> Requirements:
Find the lines holding the word "title" and collect them.

> Data rows:
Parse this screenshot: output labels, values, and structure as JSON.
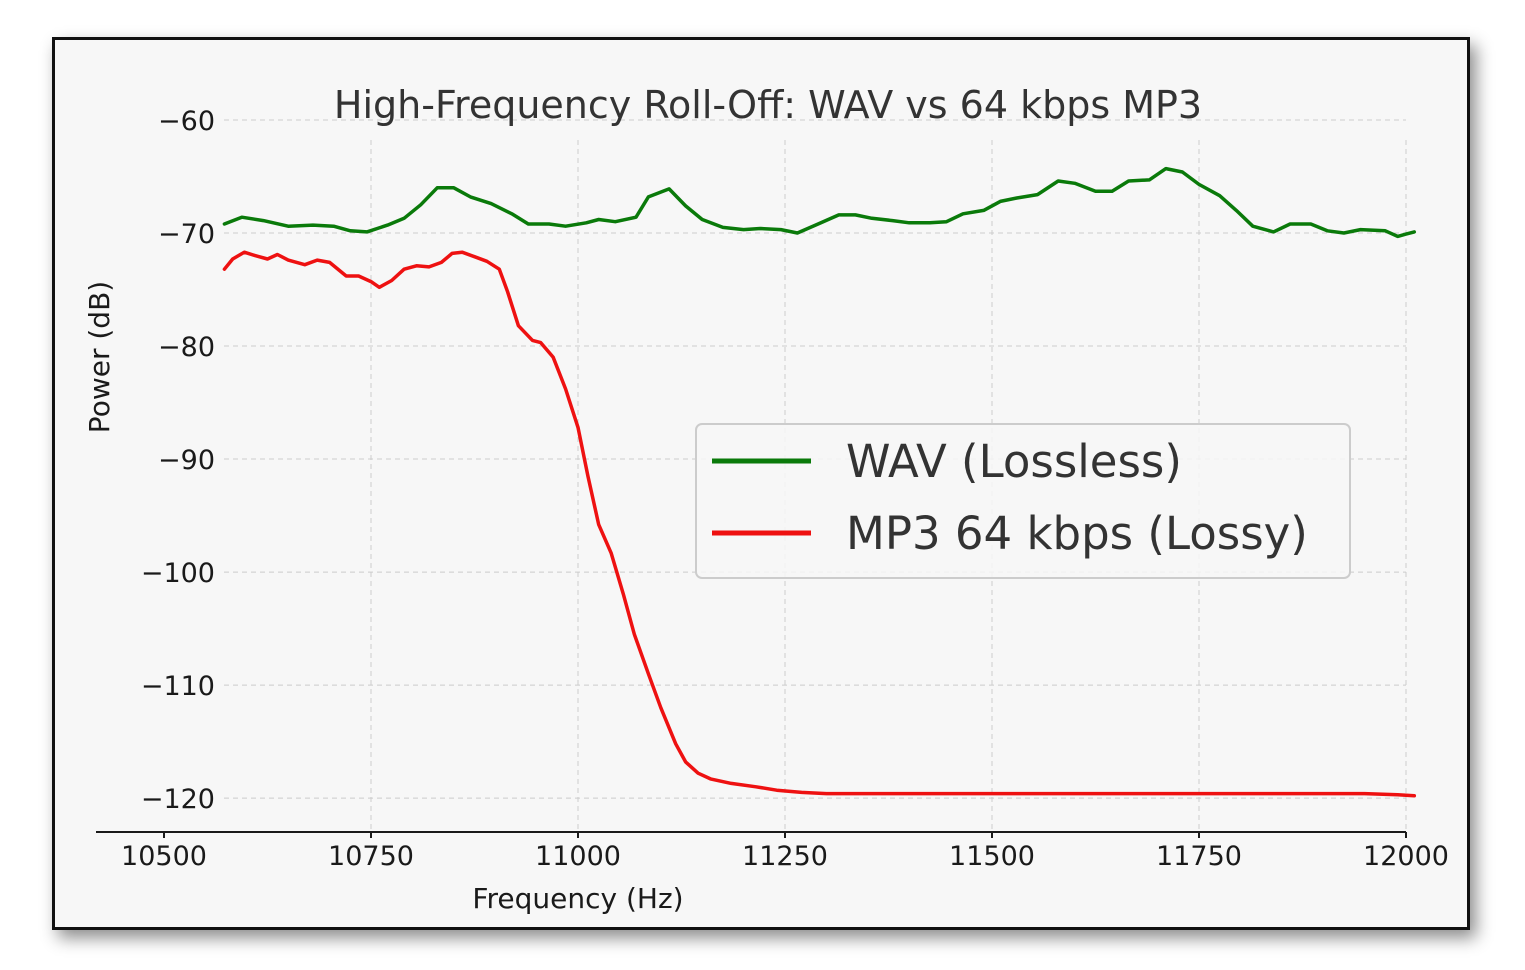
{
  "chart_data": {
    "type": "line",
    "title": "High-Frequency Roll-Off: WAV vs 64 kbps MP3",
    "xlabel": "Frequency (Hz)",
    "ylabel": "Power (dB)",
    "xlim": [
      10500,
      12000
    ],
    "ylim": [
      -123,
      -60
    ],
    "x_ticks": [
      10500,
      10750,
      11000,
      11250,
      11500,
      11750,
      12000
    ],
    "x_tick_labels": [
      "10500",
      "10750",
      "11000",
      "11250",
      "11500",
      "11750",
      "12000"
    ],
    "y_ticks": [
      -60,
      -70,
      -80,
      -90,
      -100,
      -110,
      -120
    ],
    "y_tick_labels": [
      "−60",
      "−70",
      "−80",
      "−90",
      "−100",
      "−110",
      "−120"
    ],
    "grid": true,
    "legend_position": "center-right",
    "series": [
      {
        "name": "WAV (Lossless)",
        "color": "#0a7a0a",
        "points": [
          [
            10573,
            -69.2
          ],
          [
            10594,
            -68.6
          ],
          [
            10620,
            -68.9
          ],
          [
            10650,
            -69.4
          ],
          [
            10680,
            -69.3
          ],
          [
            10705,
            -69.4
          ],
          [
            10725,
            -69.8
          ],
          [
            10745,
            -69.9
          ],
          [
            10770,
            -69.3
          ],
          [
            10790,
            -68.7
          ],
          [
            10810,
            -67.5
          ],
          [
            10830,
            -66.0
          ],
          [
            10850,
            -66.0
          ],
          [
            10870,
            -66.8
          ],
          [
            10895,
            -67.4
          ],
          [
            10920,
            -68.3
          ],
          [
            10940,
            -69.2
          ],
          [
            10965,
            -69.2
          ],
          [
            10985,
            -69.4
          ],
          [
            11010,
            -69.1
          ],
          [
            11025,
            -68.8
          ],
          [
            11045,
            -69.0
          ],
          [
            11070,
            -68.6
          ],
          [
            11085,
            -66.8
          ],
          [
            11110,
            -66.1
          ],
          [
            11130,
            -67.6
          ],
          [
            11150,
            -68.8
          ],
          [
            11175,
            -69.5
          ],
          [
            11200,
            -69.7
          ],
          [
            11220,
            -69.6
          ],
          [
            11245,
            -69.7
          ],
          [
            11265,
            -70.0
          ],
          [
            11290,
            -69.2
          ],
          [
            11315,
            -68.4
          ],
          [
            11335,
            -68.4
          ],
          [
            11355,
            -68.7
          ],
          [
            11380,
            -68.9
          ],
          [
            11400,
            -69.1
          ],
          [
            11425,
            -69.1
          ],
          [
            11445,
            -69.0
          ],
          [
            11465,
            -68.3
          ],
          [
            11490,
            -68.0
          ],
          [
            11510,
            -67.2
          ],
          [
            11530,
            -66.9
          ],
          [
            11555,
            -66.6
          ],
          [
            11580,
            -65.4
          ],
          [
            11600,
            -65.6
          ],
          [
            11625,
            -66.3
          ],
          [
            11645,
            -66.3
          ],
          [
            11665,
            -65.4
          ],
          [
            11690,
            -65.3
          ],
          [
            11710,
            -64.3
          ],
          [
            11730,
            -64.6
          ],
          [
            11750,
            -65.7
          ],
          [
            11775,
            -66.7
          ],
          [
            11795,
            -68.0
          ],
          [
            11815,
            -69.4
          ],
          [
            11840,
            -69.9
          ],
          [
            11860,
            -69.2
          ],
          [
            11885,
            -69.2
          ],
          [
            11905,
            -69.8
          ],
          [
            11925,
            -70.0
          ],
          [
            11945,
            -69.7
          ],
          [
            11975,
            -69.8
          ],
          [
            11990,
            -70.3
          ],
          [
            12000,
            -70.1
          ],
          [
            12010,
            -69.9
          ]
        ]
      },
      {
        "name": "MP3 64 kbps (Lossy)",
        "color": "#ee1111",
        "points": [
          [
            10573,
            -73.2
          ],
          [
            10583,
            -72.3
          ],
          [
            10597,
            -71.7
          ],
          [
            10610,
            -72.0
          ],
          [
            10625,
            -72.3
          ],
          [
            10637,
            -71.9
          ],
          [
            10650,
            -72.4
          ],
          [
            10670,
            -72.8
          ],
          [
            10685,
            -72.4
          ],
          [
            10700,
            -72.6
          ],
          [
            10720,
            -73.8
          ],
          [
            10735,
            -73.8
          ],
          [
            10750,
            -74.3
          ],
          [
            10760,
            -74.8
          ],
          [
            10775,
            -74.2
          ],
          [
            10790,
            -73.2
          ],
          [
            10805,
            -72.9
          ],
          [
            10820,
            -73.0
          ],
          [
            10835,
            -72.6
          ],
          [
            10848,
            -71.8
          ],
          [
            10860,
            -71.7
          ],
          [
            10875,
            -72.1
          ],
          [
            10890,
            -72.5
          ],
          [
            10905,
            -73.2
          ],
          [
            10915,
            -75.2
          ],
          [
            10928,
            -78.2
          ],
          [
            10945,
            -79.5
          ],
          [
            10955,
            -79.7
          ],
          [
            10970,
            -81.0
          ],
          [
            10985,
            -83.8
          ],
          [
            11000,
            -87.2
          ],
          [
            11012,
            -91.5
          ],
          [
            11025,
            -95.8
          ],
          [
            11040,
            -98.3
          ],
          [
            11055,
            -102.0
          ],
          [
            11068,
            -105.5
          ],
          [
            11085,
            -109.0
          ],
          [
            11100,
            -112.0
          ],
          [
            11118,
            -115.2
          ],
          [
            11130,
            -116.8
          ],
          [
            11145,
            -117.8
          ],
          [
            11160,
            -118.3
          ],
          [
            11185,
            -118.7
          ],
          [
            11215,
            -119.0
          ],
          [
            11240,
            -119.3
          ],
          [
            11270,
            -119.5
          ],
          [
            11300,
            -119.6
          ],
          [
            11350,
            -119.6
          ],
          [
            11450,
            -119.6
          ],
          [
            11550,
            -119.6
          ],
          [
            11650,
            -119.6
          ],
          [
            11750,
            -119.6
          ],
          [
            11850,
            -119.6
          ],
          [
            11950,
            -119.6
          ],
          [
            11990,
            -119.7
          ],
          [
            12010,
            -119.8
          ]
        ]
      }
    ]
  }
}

---

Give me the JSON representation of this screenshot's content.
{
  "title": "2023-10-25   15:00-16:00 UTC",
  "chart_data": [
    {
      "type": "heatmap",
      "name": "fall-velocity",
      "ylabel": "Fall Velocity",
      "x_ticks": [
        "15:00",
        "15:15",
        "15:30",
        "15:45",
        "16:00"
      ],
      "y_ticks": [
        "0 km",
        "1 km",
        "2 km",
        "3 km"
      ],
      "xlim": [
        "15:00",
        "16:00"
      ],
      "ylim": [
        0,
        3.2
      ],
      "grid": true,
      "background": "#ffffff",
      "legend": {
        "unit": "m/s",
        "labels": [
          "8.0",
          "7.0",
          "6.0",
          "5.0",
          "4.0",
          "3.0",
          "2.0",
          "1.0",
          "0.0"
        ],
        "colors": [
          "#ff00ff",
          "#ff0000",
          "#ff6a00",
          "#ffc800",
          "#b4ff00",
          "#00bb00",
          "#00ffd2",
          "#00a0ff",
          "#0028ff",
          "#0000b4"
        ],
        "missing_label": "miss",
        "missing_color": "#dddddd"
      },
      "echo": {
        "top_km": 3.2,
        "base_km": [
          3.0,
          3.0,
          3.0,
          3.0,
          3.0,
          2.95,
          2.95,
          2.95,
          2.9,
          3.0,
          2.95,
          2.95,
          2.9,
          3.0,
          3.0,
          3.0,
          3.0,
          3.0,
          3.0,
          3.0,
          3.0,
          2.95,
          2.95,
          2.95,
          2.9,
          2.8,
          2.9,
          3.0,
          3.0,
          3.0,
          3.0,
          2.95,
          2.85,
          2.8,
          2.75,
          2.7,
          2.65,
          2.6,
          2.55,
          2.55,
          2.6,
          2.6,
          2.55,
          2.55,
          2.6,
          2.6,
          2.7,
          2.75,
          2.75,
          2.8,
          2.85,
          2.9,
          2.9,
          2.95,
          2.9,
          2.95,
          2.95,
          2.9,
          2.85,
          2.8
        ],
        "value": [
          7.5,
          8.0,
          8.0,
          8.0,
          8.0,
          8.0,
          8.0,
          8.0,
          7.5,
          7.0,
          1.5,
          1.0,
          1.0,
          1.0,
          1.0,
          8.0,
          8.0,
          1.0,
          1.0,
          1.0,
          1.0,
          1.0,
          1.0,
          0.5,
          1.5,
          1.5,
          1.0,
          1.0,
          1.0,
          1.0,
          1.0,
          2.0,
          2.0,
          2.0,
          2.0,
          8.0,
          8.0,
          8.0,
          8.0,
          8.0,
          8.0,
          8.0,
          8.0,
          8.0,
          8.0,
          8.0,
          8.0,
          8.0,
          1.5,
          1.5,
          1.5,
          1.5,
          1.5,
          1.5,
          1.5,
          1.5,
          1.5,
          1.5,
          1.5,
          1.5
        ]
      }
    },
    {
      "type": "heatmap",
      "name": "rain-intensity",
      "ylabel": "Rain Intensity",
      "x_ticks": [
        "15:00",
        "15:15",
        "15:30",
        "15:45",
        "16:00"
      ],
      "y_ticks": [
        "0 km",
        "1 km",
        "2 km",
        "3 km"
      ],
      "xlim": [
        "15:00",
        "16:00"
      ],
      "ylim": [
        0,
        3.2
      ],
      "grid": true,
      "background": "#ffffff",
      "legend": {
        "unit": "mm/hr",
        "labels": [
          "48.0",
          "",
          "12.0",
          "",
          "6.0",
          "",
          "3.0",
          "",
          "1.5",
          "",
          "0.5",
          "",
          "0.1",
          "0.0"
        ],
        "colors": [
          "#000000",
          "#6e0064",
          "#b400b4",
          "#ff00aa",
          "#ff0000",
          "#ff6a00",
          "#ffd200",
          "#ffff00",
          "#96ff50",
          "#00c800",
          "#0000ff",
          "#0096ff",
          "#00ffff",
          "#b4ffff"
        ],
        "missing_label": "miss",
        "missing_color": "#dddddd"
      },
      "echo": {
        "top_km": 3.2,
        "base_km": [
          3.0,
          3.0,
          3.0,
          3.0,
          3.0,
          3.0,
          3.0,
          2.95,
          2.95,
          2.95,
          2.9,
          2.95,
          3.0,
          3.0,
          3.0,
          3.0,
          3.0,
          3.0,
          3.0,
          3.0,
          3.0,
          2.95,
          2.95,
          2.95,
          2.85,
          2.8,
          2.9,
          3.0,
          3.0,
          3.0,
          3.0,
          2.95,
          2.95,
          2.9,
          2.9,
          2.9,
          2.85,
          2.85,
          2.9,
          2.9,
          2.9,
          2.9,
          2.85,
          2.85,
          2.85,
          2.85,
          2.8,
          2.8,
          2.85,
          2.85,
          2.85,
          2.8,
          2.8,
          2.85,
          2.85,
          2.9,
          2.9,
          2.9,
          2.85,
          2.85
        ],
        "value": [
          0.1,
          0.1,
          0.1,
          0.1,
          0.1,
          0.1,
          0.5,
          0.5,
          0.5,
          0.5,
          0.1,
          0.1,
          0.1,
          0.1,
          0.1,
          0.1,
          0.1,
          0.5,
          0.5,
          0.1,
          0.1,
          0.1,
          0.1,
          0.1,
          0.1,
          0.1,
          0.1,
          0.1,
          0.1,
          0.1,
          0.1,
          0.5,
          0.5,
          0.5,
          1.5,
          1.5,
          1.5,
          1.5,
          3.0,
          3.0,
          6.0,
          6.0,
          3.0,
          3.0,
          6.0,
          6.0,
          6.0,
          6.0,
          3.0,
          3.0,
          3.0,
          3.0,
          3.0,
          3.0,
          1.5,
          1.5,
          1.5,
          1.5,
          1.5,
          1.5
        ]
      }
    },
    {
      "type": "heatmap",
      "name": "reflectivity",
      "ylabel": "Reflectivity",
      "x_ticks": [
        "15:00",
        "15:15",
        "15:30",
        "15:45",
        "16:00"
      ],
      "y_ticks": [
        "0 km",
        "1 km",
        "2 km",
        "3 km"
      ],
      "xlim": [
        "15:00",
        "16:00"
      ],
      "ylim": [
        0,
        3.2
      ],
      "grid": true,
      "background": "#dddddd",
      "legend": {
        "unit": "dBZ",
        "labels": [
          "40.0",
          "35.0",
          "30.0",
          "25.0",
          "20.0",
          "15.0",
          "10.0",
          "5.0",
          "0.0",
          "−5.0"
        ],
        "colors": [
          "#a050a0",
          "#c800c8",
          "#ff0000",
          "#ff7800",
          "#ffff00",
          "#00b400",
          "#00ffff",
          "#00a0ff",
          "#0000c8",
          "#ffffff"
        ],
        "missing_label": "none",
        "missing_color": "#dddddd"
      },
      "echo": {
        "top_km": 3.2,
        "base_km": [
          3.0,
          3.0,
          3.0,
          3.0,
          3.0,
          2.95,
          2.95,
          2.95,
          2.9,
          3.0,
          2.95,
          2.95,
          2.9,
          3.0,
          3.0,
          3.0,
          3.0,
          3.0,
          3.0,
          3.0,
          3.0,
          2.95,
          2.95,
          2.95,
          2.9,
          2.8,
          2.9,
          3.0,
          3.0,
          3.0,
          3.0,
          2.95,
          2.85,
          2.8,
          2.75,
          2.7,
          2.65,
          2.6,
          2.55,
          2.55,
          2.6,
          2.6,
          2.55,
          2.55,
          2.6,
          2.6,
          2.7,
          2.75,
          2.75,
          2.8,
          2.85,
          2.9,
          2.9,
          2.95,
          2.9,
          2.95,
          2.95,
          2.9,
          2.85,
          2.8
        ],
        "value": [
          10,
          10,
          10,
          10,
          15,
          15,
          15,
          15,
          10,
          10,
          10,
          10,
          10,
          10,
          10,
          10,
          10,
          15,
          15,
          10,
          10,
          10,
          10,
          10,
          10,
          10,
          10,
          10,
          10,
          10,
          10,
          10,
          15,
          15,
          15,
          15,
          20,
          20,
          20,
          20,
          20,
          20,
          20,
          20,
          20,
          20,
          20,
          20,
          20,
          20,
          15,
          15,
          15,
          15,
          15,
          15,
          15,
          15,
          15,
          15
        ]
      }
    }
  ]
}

> Answer to this task:
    "title": "High-Frequency Roll-Off: WAV vs 64 kbps MP3",
  "title": "2023-10-25   15:00-16:00 UTC",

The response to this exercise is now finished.